INPUT:
*****
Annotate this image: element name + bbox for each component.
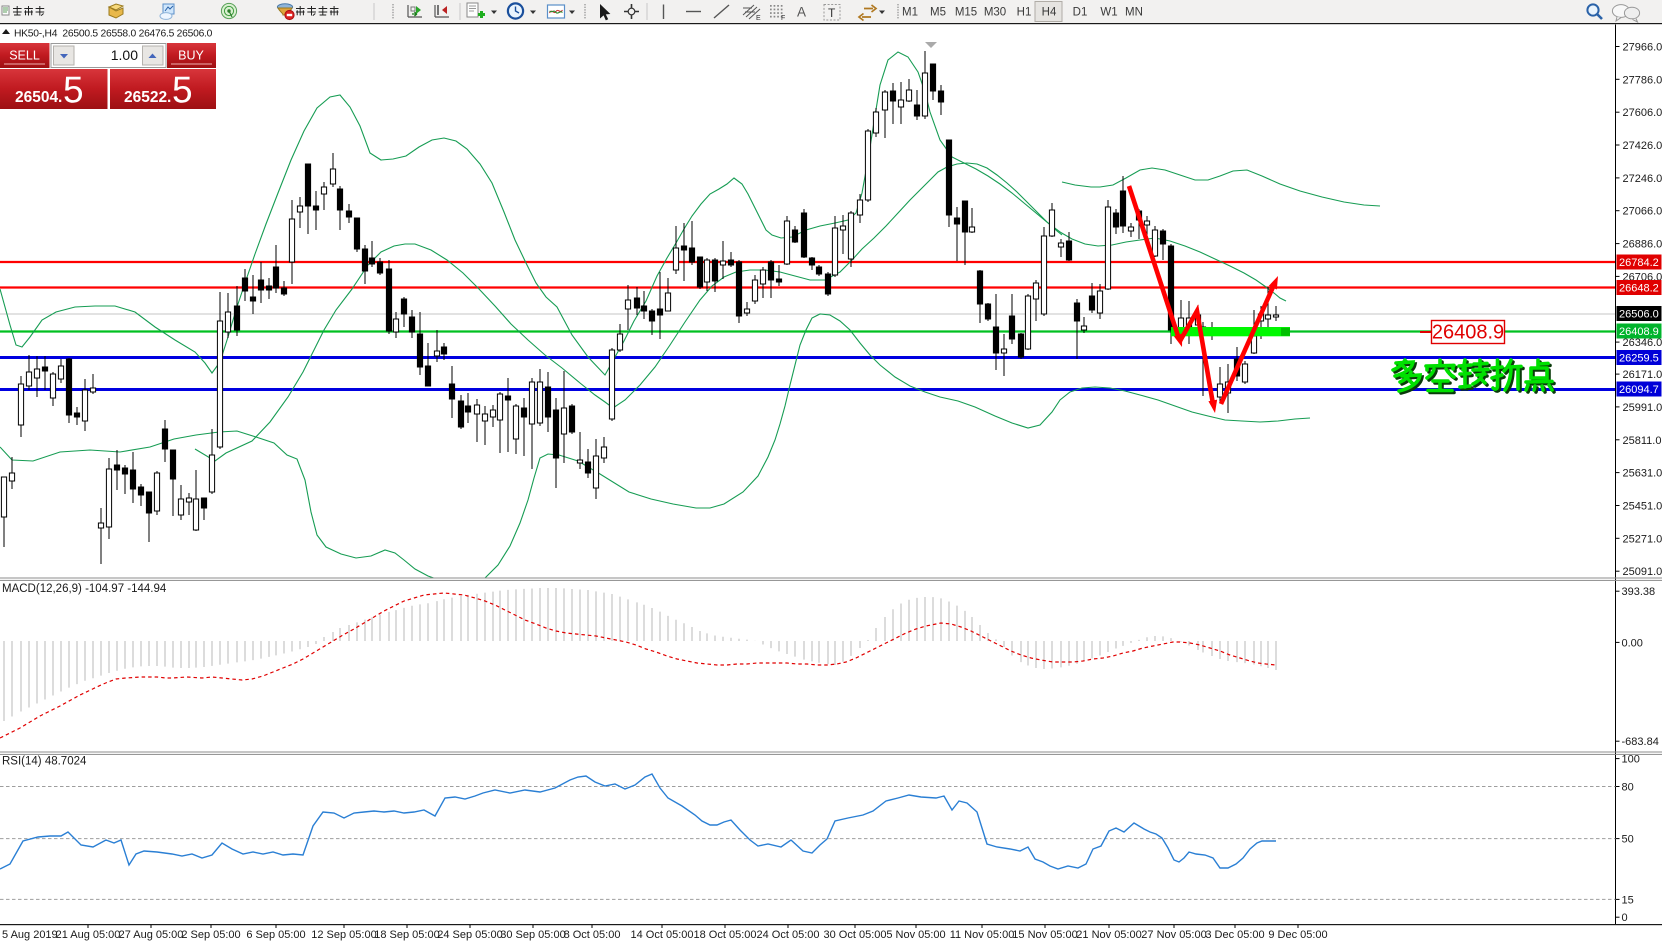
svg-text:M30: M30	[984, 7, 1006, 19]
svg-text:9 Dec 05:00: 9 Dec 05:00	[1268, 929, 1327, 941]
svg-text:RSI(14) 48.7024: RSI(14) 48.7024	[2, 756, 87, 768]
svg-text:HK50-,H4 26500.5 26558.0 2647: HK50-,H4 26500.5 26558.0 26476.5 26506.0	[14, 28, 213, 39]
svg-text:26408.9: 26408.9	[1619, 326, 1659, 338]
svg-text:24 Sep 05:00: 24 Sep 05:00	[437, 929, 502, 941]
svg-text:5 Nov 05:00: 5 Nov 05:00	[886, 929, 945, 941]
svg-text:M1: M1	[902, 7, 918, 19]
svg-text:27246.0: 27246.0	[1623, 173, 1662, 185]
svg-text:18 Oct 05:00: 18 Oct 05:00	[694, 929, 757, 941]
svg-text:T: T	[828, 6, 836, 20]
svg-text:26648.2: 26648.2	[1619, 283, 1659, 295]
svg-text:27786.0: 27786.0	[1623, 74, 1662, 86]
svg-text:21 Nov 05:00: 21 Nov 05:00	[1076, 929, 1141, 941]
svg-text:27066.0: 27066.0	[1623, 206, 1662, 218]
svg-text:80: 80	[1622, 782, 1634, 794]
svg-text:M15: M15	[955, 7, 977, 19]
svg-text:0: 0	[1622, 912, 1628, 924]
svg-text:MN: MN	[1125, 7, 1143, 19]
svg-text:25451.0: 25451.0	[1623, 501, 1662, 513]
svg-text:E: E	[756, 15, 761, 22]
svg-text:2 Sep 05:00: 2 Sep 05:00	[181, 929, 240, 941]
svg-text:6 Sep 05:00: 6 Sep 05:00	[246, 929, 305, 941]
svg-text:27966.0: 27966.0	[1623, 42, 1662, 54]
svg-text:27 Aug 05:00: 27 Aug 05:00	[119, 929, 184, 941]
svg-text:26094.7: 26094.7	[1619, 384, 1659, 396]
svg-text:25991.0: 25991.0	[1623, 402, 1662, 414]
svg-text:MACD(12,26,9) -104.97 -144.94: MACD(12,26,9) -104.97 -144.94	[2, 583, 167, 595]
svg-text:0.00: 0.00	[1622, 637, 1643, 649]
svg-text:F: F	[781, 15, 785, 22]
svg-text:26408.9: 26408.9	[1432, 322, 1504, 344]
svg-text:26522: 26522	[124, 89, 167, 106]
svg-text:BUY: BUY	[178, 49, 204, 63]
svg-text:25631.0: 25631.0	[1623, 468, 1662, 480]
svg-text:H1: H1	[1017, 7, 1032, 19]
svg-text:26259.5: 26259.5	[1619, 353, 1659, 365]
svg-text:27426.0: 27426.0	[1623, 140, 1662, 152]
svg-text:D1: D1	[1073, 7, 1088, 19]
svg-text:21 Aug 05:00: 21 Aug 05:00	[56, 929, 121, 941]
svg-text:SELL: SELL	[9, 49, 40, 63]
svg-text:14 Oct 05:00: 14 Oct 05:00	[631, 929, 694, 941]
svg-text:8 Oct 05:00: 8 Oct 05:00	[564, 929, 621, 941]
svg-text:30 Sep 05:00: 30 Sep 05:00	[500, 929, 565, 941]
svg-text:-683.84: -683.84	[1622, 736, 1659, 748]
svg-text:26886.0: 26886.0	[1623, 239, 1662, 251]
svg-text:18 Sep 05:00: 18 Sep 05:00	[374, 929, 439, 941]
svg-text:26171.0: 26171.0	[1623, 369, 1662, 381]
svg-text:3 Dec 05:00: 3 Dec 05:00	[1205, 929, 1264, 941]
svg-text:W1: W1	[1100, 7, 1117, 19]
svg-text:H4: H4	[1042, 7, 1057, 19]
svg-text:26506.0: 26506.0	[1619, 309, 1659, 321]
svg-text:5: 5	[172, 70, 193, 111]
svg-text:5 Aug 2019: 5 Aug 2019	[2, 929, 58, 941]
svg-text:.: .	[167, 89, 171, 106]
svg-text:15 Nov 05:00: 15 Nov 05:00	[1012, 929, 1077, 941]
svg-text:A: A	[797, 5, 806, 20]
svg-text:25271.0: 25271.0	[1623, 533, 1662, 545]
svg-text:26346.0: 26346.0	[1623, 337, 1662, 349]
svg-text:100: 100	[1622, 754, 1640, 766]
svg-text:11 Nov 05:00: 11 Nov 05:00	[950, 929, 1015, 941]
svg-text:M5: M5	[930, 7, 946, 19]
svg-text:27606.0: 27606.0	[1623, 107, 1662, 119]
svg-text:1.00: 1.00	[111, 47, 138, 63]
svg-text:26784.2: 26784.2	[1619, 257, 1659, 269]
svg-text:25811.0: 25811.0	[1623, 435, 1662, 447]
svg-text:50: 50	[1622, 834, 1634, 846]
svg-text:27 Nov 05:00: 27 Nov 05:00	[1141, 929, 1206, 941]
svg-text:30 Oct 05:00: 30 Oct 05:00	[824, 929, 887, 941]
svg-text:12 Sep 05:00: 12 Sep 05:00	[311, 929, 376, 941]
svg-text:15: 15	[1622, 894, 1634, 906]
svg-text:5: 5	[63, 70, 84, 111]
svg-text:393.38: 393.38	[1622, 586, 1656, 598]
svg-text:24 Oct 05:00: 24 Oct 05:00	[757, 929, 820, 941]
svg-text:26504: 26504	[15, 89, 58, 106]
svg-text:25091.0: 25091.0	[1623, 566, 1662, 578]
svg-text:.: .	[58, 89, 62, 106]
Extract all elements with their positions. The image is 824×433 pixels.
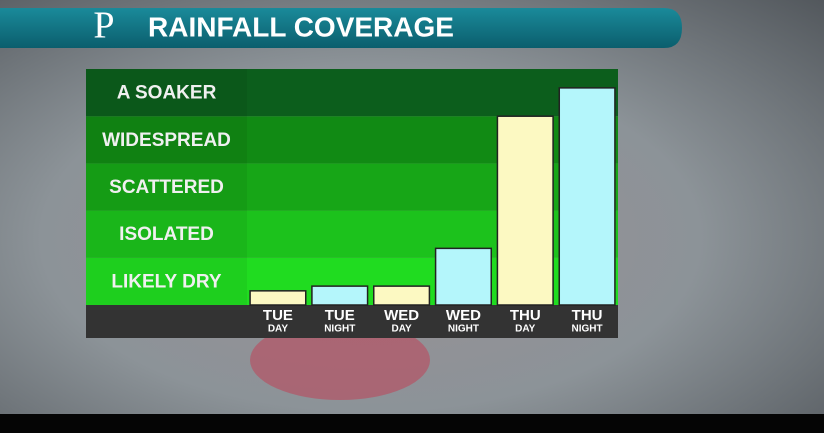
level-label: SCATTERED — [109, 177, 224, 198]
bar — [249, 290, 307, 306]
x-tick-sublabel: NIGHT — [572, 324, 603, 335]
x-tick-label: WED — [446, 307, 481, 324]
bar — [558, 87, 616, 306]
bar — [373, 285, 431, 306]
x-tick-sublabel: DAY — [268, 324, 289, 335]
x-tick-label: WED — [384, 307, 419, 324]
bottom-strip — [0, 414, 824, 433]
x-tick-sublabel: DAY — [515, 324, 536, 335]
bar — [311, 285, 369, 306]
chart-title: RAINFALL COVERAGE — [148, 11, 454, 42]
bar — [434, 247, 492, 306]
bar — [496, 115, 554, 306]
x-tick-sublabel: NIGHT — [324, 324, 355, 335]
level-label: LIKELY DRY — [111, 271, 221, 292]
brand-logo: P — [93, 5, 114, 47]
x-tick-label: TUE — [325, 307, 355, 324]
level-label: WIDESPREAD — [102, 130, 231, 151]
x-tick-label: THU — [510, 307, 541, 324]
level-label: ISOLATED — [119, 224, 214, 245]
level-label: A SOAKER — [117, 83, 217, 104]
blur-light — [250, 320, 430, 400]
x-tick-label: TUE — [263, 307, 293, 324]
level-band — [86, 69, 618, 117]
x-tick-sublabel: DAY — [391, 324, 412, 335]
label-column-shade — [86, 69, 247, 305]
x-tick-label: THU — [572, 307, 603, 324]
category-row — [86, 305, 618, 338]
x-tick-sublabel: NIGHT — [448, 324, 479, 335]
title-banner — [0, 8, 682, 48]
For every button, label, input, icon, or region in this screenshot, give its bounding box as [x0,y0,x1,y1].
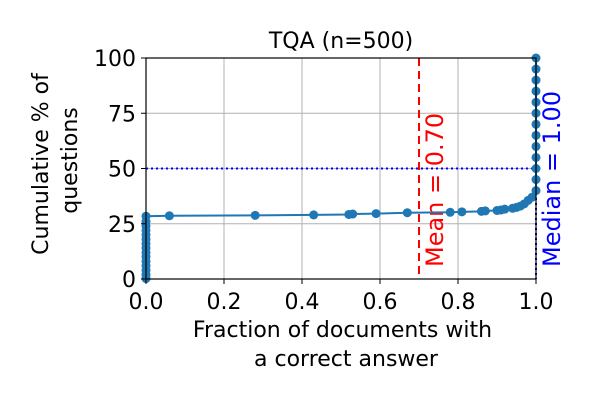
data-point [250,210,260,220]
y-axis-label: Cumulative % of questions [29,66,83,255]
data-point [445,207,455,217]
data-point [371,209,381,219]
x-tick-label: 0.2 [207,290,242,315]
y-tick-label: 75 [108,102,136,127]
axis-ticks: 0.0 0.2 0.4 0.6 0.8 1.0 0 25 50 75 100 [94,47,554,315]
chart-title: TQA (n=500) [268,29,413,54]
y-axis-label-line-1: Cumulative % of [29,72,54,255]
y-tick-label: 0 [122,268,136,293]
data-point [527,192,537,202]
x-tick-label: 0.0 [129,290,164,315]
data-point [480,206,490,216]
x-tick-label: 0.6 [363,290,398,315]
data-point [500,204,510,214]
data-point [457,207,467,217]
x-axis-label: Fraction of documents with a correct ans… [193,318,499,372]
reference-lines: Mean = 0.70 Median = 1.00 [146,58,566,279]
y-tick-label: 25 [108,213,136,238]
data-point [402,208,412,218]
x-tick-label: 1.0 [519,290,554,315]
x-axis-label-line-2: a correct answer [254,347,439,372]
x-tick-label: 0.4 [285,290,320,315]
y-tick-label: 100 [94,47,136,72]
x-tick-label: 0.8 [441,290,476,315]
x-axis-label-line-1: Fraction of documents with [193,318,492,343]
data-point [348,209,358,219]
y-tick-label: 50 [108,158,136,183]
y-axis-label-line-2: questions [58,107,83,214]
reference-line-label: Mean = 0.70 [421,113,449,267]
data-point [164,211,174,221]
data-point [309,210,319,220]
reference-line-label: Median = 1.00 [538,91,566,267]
*****
EXERCISE:
Rewrite the rows that open with the one containing "7, 1006, 19]" and close with the one containing "326, 1659, 338]", putting "chart-text" wherever "svg-text" appears and leaving everything else as it is.

THE REPLY:
chart-text:M30: M30	[984, 7, 1006, 19]
chart-text:9 Dec 05:00: 9 Dec 05:00	[1268, 929, 1327, 941]
chart-text:RSI(14) 48.7024: RSI(14) 48.7024	[2, 756, 87, 768]
chart-text:HK50-,H4 26500.5 26558.0 2647: HK50-,H4 26500.5 26558.0 26476.5 26506.0	[14, 28, 213, 39]
chart-text:26408.9: 26408.9	[1619, 326, 1659, 338]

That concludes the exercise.